**What the task asks**
Go through the data and copy every line exactly, but not the images.

**Data for processing**
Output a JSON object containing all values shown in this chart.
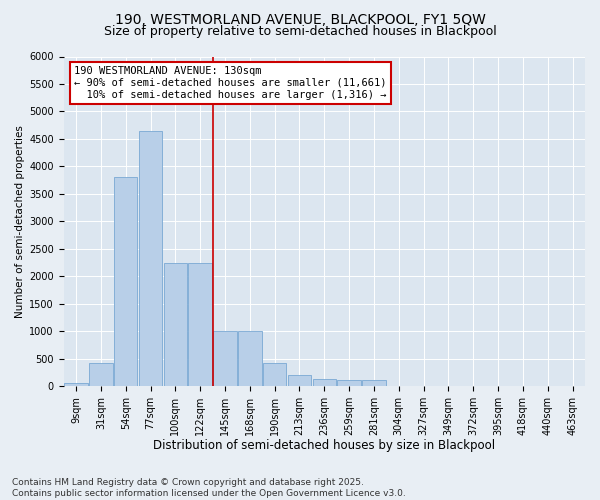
{
  "title1": "190, WESTMORLAND AVENUE, BLACKPOOL, FY1 5QW",
  "title2": "Size of property relative to semi-detached houses in Blackpool",
  "xlabel": "Distribution of semi-detached houses by size in Blackpool",
  "ylabel": "Number of semi-detached properties",
  "categories": [
    "9sqm",
    "31sqm",
    "54sqm",
    "77sqm",
    "100sqm",
    "122sqm",
    "145sqm",
    "168sqm",
    "190sqm",
    "213sqm",
    "236sqm",
    "259sqm",
    "281sqm",
    "304sqm",
    "327sqm",
    "349sqm",
    "372sqm",
    "395sqm",
    "418sqm",
    "440sqm",
    "463sqm"
  ],
  "values": [
    50,
    430,
    3800,
    4650,
    2250,
    2250,
    1000,
    1000,
    420,
    200,
    130,
    110,
    110,
    0,
    0,
    0,
    0,
    0,
    0,
    0,
    0
  ],
  "bar_color": "#b8cfe8",
  "bar_edge_color": "#7aa8d4",
  "vline_x": 5.5,
  "vline_color": "#cc0000",
  "annotation_text": "190 WESTMORLAND AVENUE: 130sqm\n← 90% of semi-detached houses are smaller (11,661)\n  10% of semi-detached houses are larger (1,316) →",
  "annotation_box_color": "#ffffff",
  "annotation_box_edge": "#cc0000",
  "ylim": [
    0,
    6000
  ],
  "yticks": [
    0,
    500,
    1000,
    1500,
    2000,
    2500,
    3000,
    3500,
    4000,
    4500,
    5000,
    5500,
    6000
  ],
  "bg_color": "#e8eef4",
  "plot_bg_color": "#dce6f0",
  "footnote": "Contains HM Land Registry data © Crown copyright and database right 2025.\nContains public sector information licensed under the Open Government Licence v3.0.",
  "title1_fontsize": 10,
  "title2_fontsize": 9,
  "xlabel_fontsize": 8.5,
  "ylabel_fontsize": 7.5,
  "tick_fontsize": 7,
  "footnote_fontsize": 6.5,
  "annot_fontsize": 7.5
}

**Reply**
Output a JSON object containing all values shown in this chart.
{
  "title1": "190, WESTMORLAND AVENUE, BLACKPOOL, FY1 5QW",
  "title2": "Size of property relative to semi-detached houses in Blackpool",
  "xlabel": "Distribution of semi-detached houses by size in Blackpool",
  "ylabel": "Number of semi-detached properties",
  "categories": [
    "9sqm",
    "31sqm",
    "54sqm",
    "77sqm",
    "100sqm",
    "122sqm",
    "145sqm",
    "168sqm",
    "190sqm",
    "213sqm",
    "236sqm",
    "259sqm",
    "281sqm",
    "304sqm",
    "327sqm",
    "349sqm",
    "372sqm",
    "395sqm",
    "418sqm",
    "440sqm",
    "463sqm"
  ],
  "values": [
    50,
    430,
    3800,
    4650,
    2250,
    2250,
    1000,
    1000,
    420,
    200,
    130,
    110,
    110,
    0,
    0,
    0,
    0,
    0,
    0,
    0,
    0
  ],
  "bar_color": "#b8cfe8",
  "bar_edge_color": "#7aa8d4",
  "vline_x": 5.5,
  "vline_color": "#cc0000",
  "annotation_text": "190 WESTMORLAND AVENUE: 130sqm\n← 90% of semi-detached houses are smaller (11,661)\n  10% of semi-detached houses are larger (1,316) →",
  "annotation_box_color": "#ffffff",
  "annotation_box_edge": "#cc0000",
  "ylim": [
    0,
    6000
  ],
  "yticks": [
    0,
    500,
    1000,
    1500,
    2000,
    2500,
    3000,
    3500,
    4000,
    4500,
    5000,
    5500,
    6000
  ],
  "bg_color": "#e8eef4",
  "plot_bg_color": "#dce6f0",
  "footnote": "Contains HM Land Registry data © Crown copyright and database right 2025.\nContains public sector information licensed under the Open Government Licence v3.0.",
  "title1_fontsize": 10,
  "title2_fontsize": 9,
  "xlabel_fontsize": 8.5,
  "ylabel_fontsize": 7.5,
  "tick_fontsize": 7,
  "footnote_fontsize": 6.5,
  "annot_fontsize": 7.5
}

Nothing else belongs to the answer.